SOURCE DATA =
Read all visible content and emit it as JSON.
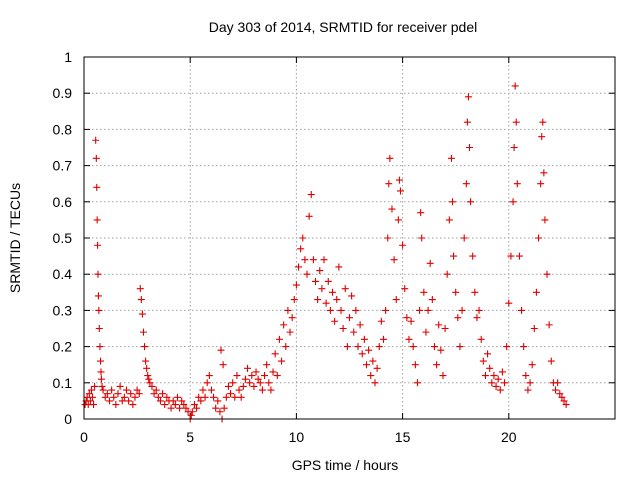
{
  "chart_data": {
    "type": "scatter",
    "title": "Day 303 of 2014, SRMTID for receiver pdel",
    "xlabel": "GPS time / hours",
    "ylabel": "SRMTID / TECUs",
    "xlim": [
      0,
      25
    ],
    "ylim": [
      0,
      1
    ],
    "xticks": [
      "0",
      "5",
      "10",
      "15",
      "20"
    ],
    "yticks": [
      "0",
      "0.1",
      "0.2",
      "0.3",
      "0.4",
      "0.5",
      "0.6",
      "0.7",
      "0.8",
      "0.9",
      "1"
    ],
    "grid": true,
    "marker": "+",
    "color": "#e00000",
    "series": [
      {
        "name": "pdel",
        "points": [
          [
            0.05,
            0.04
          ],
          [
            0.1,
            0.05
          ],
          [
            0.15,
            0.06
          ],
          [
            0.2,
            0.04
          ],
          [
            0.25,
            0.07
          ],
          [
            0.3,
            0.05
          ],
          [
            0.35,
            0.08
          ],
          [
            0.4,
            0.06
          ],
          [
            0.45,
            0.04
          ],
          [
            0.5,
            0.09
          ],
          [
            0.55,
            0.77
          ],
          [
            0.58,
            0.72
          ],
          [
            0.6,
            0.64
          ],
          [
            0.62,
            0.55
          ],
          [
            0.64,
            0.48
          ],
          [
            0.66,
            0.4
          ],
          [
            0.68,
            0.34
          ],
          [
            0.7,
            0.3
          ],
          [
            0.72,
            0.25
          ],
          [
            0.75,
            0.2
          ],
          [
            0.78,
            0.16
          ],
          [
            0.8,
            0.13
          ],
          [
            0.82,
            0.11
          ],
          [
            0.85,
            0.09
          ],
          [
            0.9,
            0.08
          ],
          [
            1.0,
            0.06
          ],
          [
            1.1,
            0.07
          ],
          [
            1.2,
            0.05
          ],
          [
            1.3,
            0.08
          ],
          [
            1.4,
            0.06
          ],
          [
            1.5,
            0.04
          ],
          [
            1.6,
            0.07
          ],
          [
            1.7,
            0.09
          ],
          [
            1.8,
            0.05
          ],
          [
            1.9,
            0.06
          ],
          [
            2.0,
            0.08
          ],
          [
            2.1,
            0.05
          ],
          [
            2.2,
            0.07
          ],
          [
            2.3,
            0.04
          ],
          [
            2.4,
            0.06
          ],
          [
            2.5,
            0.08
          ],
          [
            2.6,
            0.07
          ],
          [
            2.65,
            0.36
          ],
          [
            2.7,
            0.33
          ],
          [
            2.75,
            0.29
          ],
          [
            2.8,
            0.24
          ],
          [
            2.85,
            0.2
          ],
          [
            2.9,
            0.16
          ],
          [
            2.95,
            0.14
          ],
          [
            3.0,
            0.12
          ],
          [
            3.05,
            0.11
          ],
          [
            3.1,
            0.1
          ],
          [
            3.2,
            0.09
          ],
          [
            3.3,
            0.07
          ],
          [
            3.4,
            0.08
          ],
          [
            3.5,
            0.06
          ],
          [
            3.6,
            0.05
          ],
          [
            3.7,
            0.07
          ],
          [
            3.8,
            0.04
          ],
          [
            3.9,
            0.06
          ],
          [
            4.0,
            0.05
          ],
          [
            4.1,
            0.03
          ],
          [
            4.2,
            0.05
          ],
          [
            4.3,
            0.04
          ],
          [
            4.4,
            0.06
          ],
          [
            4.5,
            0.03
          ],
          [
            4.6,
            0.05
          ],
          [
            4.7,
            0.04
          ],
          [
            4.8,
            0.03
          ],
          [
            4.9,
            0.02
          ],
          [
            5.0,
            0.0
          ],
          [
            5.05,
            0.01
          ],
          [
            5.1,
            0.02
          ],
          [
            5.2,
            0.04
          ],
          [
            5.3,
            0.03
          ],
          [
            5.4,
            0.06
          ],
          [
            5.5,
            0.05
          ],
          [
            5.6,
            0.08
          ],
          [
            5.7,
            0.06
          ],
          [
            5.8,
            0.1
          ],
          [
            5.9,
            0.12
          ],
          [
            6.0,
            0.08
          ],
          [
            6.1,
            0.06
          ],
          [
            6.2,
            0.03
          ],
          [
            6.3,
            0.05
          ],
          [
            6.4,
            0.02
          ],
          [
            6.45,
            0.19
          ],
          [
            6.5,
            0.0
          ],
          [
            6.55,
            0.15
          ],
          [
            6.6,
            0.03
          ],
          [
            6.7,
            0.06
          ],
          [
            6.8,
            0.09
          ],
          [
            6.9,
            0.07
          ],
          [
            7.0,
            0.1
          ],
          [
            7.1,
            0.06
          ],
          [
            7.2,
            0.12
          ],
          [
            7.3,
            0.08
          ],
          [
            7.4,
            0.06
          ],
          [
            7.5,
            0.09
          ],
          [
            7.6,
            0.11
          ],
          [
            7.7,
            0.14
          ],
          [
            7.8,
            0.1
          ],
          [
            7.9,
            0.12
          ],
          [
            8.0,
            0.09
          ],
          [
            8.1,
            0.13
          ],
          [
            8.2,
            0.11
          ],
          [
            8.3,
            0.1
          ],
          [
            8.4,
            0.08
          ],
          [
            8.5,
            0.12
          ],
          [
            8.6,
            0.15
          ],
          [
            8.7,
            0.1
          ],
          [
            8.8,
            0.08
          ],
          [
            8.9,
            0.13
          ],
          [
            9.0,
            0.18
          ],
          [
            9.1,
            0.12
          ],
          [
            9.2,
            0.22
          ],
          [
            9.3,
            0.16
          ],
          [
            9.4,
            0.26
          ],
          [
            9.5,
            0.2
          ],
          [
            9.6,
            0.3
          ],
          [
            9.7,
            0.24
          ],
          [
            9.8,
            0.28
          ],
          [
            9.9,
            0.33
          ],
          [
            10.0,
            0.37
          ],
          [
            10.1,
            0.42
          ],
          [
            10.2,
            0.47
          ],
          [
            10.3,
            0.5
          ],
          [
            10.4,
            0.44
          ],
          [
            10.5,
            0.4
          ],
          [
            10.6,
            0.56
          ],
          [
            10.7,
            0.62
          ],
          [
            10.8,
            0.44
          ],
          [
            10.9,
            0.38
          ],
          [
            11.0,
            0.33
          ],
          [
            11.1,
            0.41
          ],
          [
            11.2,
            0.36
          ],
          [
            11.3,
            0.44
          ],
          [
            11.4,
            0.32
          ],
          [
            11.5,
            0.38
          ],
          [
            11.6,
            0.3
          ],
          [
            11.7,
            0.35
          ],
          [
            11.8,
            0.27
          ],
          [
            11.9,
            0.33
          ],
          [
            12.0,
            0.42
          ],
          [
            12.1,
            0.3
          ],
          [
            12.2,
            0.25
          ],
          [
            12.3,
            0.36
          ],
          [
            12.4,
            0.2
          ],
          [
            12.5,
            0.28
          ],
          [
            12.6,
            0.34
          ],
          [
            12.7,
            0.24
          ],
          [
            12.8,
            0.3
          ],
          [
            12.9,
            0.2
          ],
          [
            13.0,
            0.26
          ],
          [
            13.1,
            0.18
          ],
          [
            13.2,
            0.22
          ],
          [
            13.3,
            0.15
          ],
          [
            13.4,
            0.19
          ],
          [
            13.5,
            0.12
          ],
          [
            13.6,
            0.16
          ],
          [
            13.7,
            0.1
          ],
          [
            13.8,
            0.14
          ],
          [
            13.9,
            0.2
          ],
          [
            14.0,
            0.27
          ],
          [
            14.1,
            0.22
          ],
          [
            14.2,
            0.3
          ],
          [
            14.3,
            0.5
          ],
          [
            14.35,
            0.65
          ],
          [
            14.4,
            0.72
          ],
          [
            14.5,
            0.58
          ],
          [
            14.6,
            0.44
          ],
          [
            14.7,
            0.33
          ],
          [
            14.8,
            0.55
          ],
          [
            14.85,
            0.66
          ],
          [
            14.9,
            0.63
          ],
          [
            15.0,
            0.48
          ],
          [
            15.1,
            0.36
          ],
          [
            15.2,
            0.28
          ],
          [
            15.3,
            0.22
          ],
          [
            15.4,
            0.27
          ],
          [
            15.5,
            0.2
          ],
          [
            15.6,
            0.15
          ],
          [
            15.7,
            0.1
          ],
          [
            15.8,
            0.3
          ],
          [
            15.85,
            0.57
          ],
          [
            15.9,
            0.5
          ],
          [
            16.0,
            0.35
          ],
          [
            16.1,
            0.24
          ],
          [
            16.2,
            0.3
          ],
          [
            16.3,
            0.43
          ],
          [
            16.4,
            0.33
          ],
          [
            16.5,
            0.2
          ],
          [
            16.6,
            0.15
          ],
          [
            16.7,
            0.26
          ],
          [
            16.8,
            0.19
          ],
          [
            16.9,
            0.12
          ],
          [
            17.0,
            0.25
          ],
          [
            17.1,
            0.4
          ],
          [
            17.2,
            0.55
          ],
          [
            17.3,
            0.72
          ],
          [
            17.35,
            0.6
          ],
          [
            17.4,
            0.45
          ],
          [
            17.5,
            0.35
          ],
          [
            17.6,
            0.28
          ],
          [
            17.7,
            0.2
          ],
          [
            17.8,
            0.3
          ],
          [
            17.9,
            0.5
          ],
          [
            18.0,
            0.65
          ],
          [
            18.05,
            0.82
          ],
          [
            18.1,
            0.89
          ],
          [
            18.15,
            0.75
          ],
          [
            18.2,
            0.6
          ],
          [
            18.3,
            0.45
          ],
          [
            18.4,
            0.35
          ],
          [
            18.5,
            0.28
          ],
          [
            18.6,
            0.3
          ],
          [
            18.7,
            0.22
          ],
          [
            18.8,
            0.16
          ],
          [
            18.9,
            0.12
          ],
          [
            19.0,
            0.18
          ],
          [
            19.1,
            0.14
          ],
          [
            19.2,
            0.1
          ],
          [
            19.3,
            0.12
          ],
          [
            19.4,
            0.09
          ],
          [
            19.5,
            0.11
          ],
          [
            19.6,
            0.08
          ],
          [
            19.7,
            0.13
          ],
          [
            19.8,
            0.1
          ],
          [
            19.9,
            0.2
          ],
          [
            20.0,
            0.32
          ],
          [
            20.1,
            0.45
          ],
          [
            20.2,
            0.6
          ],
          [
            20.25,
            0.75
          ],
          [
            20.3,
            0.92
          ],
          [
            20.35,
            0.82
          ],
          [
            20.4,
            0.65
          ],
          [
            20.5,
            0.45
          ],
          [
            20.6,
            0.3
          ],
          [
            20.7,
            0.2
          ],
          [
            20.8,
            0.12
          ],
          [
            20.9,
            0.08
          ],
          [
            21.0,
            0.1
          ],
          [
            21.1,
            0.15
          ],
          [
            21.2,
            0.25
          ],
          [
            21.3,
            0.35
          ],
          [
            21.4,
            0.5
          ],
          [
            21.5,
            0.65
          ],
          [
            21.55,
            0.78
          ],
          [
            21.6,
            0.82
          ],
          [
            21.65,
            0.68
          ],
          [
            21.7,
            0.55
          ],
          [
            21.8,
            0.4
          ],
          [
            21.9,
            0.26
          ],
          [
            22.0,
            0.16
          ],
          [
            22.1,
            0.1
          ],
          [
            22.2,
            0.08
          ],
          [
            22.3,
            0.1
          ],
          [
            22.4,
            0.07
          ],
          [
            22.5,
            0.06
          ],
          [
            22.6,
            0.05
          ],
          [
            22.7,
            0.04
          ]
        ]
      }
    ]
  }
}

STATED TASK =
Which lines above contain "SRMTID"? Show each of them.

RESPONSE =
    "title": "Day 303 of 2014, SRMTID for receiver pdel",
    "ylabel": "SRMTID / TECUs",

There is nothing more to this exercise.